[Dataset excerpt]
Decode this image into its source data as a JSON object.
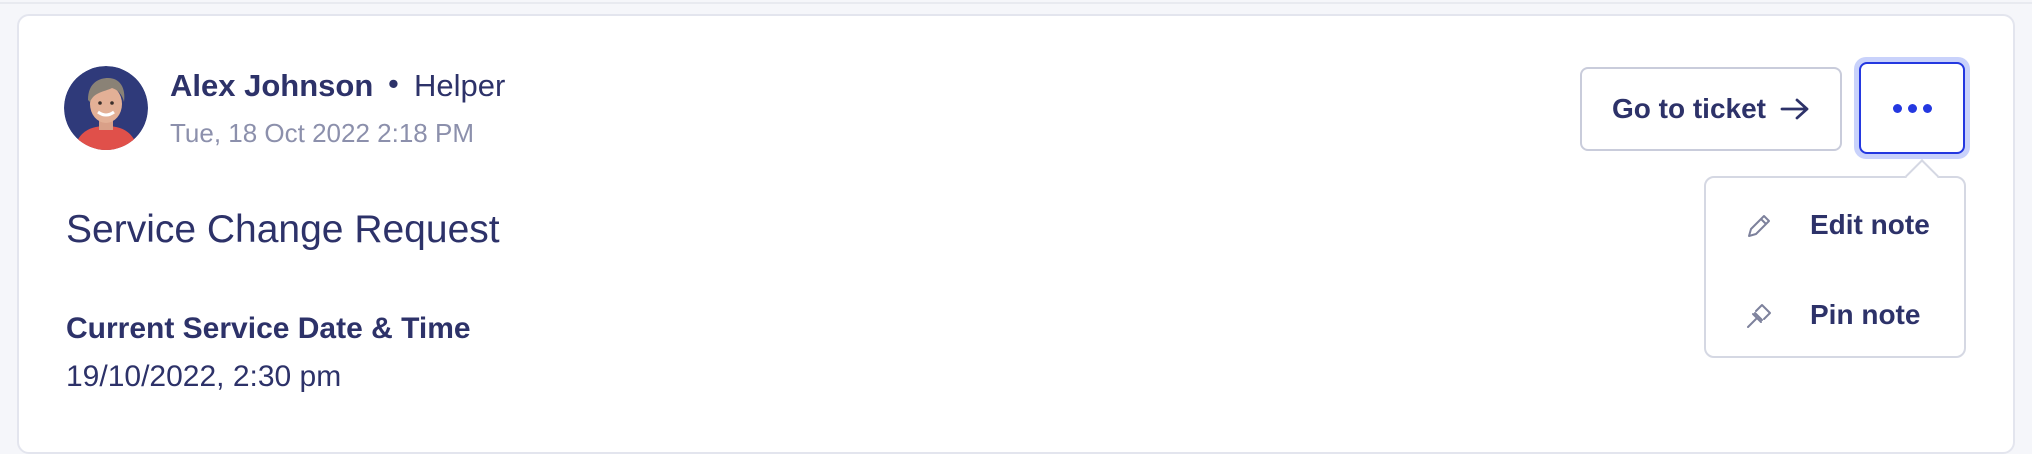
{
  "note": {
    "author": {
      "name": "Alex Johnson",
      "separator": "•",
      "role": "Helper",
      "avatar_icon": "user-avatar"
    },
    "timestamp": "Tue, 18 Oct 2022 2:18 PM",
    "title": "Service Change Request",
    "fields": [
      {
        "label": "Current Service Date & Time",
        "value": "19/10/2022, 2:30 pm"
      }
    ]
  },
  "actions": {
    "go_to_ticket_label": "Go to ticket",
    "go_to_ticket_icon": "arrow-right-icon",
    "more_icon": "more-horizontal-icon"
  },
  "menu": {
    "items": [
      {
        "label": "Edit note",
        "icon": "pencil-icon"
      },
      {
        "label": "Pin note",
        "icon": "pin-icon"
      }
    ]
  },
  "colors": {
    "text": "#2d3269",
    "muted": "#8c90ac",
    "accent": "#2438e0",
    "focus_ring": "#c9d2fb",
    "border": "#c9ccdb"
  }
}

---

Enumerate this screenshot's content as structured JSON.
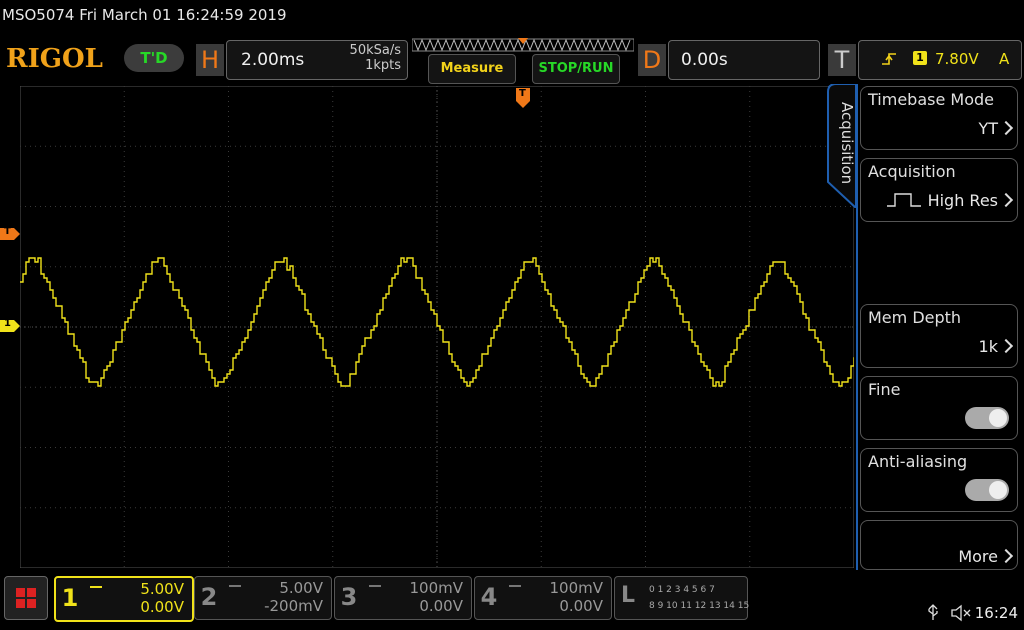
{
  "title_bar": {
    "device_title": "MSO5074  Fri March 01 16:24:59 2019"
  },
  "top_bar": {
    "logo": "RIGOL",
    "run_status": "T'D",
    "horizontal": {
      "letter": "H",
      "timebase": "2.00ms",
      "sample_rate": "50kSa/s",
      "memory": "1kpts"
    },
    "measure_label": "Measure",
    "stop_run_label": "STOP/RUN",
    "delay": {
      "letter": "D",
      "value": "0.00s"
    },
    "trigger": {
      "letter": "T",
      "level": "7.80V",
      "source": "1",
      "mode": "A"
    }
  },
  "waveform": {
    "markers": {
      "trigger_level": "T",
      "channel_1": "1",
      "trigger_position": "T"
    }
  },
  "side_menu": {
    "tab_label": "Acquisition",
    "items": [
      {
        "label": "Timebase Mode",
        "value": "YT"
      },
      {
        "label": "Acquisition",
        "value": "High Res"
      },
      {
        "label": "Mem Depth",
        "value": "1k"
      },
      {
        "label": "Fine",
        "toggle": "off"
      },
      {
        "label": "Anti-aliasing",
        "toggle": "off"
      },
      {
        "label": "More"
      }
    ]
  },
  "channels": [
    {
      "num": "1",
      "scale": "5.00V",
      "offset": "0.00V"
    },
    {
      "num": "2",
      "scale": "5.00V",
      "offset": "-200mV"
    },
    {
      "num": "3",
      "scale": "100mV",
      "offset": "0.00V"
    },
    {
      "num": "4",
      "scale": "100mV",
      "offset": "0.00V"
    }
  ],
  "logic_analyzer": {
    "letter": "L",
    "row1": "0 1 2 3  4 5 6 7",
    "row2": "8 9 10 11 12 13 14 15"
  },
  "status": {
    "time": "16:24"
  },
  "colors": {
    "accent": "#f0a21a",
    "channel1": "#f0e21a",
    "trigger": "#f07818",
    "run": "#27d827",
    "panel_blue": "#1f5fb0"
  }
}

● STATED PROBLEM:
From the records above, pick out and copy each line holding the word "this".

● IN RESPONSE:
Decode this image into its source data as a JSON object.
Enumerate this screenshot's content as structured JSON.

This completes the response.